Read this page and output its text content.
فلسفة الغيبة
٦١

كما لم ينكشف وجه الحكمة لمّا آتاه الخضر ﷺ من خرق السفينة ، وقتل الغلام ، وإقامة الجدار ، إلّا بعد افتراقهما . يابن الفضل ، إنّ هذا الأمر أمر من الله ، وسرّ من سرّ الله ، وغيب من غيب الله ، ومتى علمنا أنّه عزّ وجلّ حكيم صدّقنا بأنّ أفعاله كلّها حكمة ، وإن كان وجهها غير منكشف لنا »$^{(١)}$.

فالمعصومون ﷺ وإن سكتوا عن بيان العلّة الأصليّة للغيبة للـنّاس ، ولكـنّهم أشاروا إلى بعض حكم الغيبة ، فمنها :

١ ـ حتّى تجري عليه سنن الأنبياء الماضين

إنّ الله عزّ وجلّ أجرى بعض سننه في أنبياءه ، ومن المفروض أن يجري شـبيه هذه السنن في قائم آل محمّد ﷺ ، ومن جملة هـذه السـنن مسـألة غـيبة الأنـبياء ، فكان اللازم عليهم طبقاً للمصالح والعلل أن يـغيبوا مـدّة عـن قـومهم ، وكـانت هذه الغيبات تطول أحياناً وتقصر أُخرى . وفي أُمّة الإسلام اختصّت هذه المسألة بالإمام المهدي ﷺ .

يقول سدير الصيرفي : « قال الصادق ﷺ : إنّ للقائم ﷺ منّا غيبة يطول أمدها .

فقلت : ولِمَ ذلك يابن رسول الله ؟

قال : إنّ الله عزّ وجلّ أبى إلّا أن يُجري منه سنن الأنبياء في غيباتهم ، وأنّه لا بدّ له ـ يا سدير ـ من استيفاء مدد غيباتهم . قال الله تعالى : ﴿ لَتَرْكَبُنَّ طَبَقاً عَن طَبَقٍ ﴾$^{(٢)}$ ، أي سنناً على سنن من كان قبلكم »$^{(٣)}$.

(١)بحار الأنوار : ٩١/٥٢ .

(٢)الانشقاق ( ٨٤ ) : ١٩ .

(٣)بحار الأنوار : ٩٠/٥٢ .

++++++++++

WHAT THE EXERCISE ASKS →
The whole listing above needs to be written out again exactly.

COMPLETE OUTPUT →
Read this page and output its text content.
فلسفة الغيبة
٦١

كما لم ينكشف وجه الحكمة لمّا آتاه الخضر ﷺ من خرق السفينة ، وقتل الغلام ، وإقامة الجدار ، إلّا بعد افتراقهما . يابن الفضل ، إنّ هذا الأمر أمر من الله ، وسرّ من سرّ الله ، وغيب من غيب الله ، ومتى علمنا أنّه عزّ وجلّ حكيم صدّقنا بأنّ أفعاله كلّها حكمة ، وإن كان وجهها غير منكشف لنا »$^{(١)}$.

فالمعصومون ﷺ وإن سكتوا عن بيان العلّة الأصليّة للغيبة للـنّاس ، ولكـنّهم أشاروا إلى بعض حكم الغيبة ، فمنها :

١ ـ حتّى تجري عليه سنن الأنبياء الماضين

إنّ الله عزّ وجلّ أجرى بعض سننه في أنبياءه ، ومن المفروض أن يجري شـبيه هذه السنن في قائم آل محمّد ﷺ ، ومن جملة هـذه السـنن مسـألة غـيبة الأنـبياء ، فكان اللازم عليهم طبقاً للمصالح والعلل أن يـغيبوا مـدّة عـن قـومهم ، وكـانت هذه الغيبات تطول أحياناً وتقصر أُخرى . وفي أُمّة الإسلام اختصّت هذه المسألة بالإمام المهدي ﷺ .

يقول سدير الصيرفي : « قال الصادق ﷺ : إنّ للقائم ﷺ منّا غيبة يطول أمدها .

فقلت : ولِمَ ذلك يابن رسول الله ؟

قال : إنّ الله عزّ وجلّ أبى إلّا أن يُجري منه سنن الأنبياء في غيباتهم ، وأنّه لا بدّ له ـ يا سدير ـ من استيفاء مدد غيباتهم . قال الله تعالى : ﴿ لَتَرْكَبُنَّ طَبَقاً عَن طَبَقٍ ﴾$^{(٢)}$ ، أي سنناً على سنن من كان قبلكم »$^{(٣)}$.

(١)بحار الأنوار : ٩١/٥٢ .

(٢)الانشقاق ( ٨٤ ) : ١٩ .

(٣)بحار الأنوار : ٩٠/٥٢ .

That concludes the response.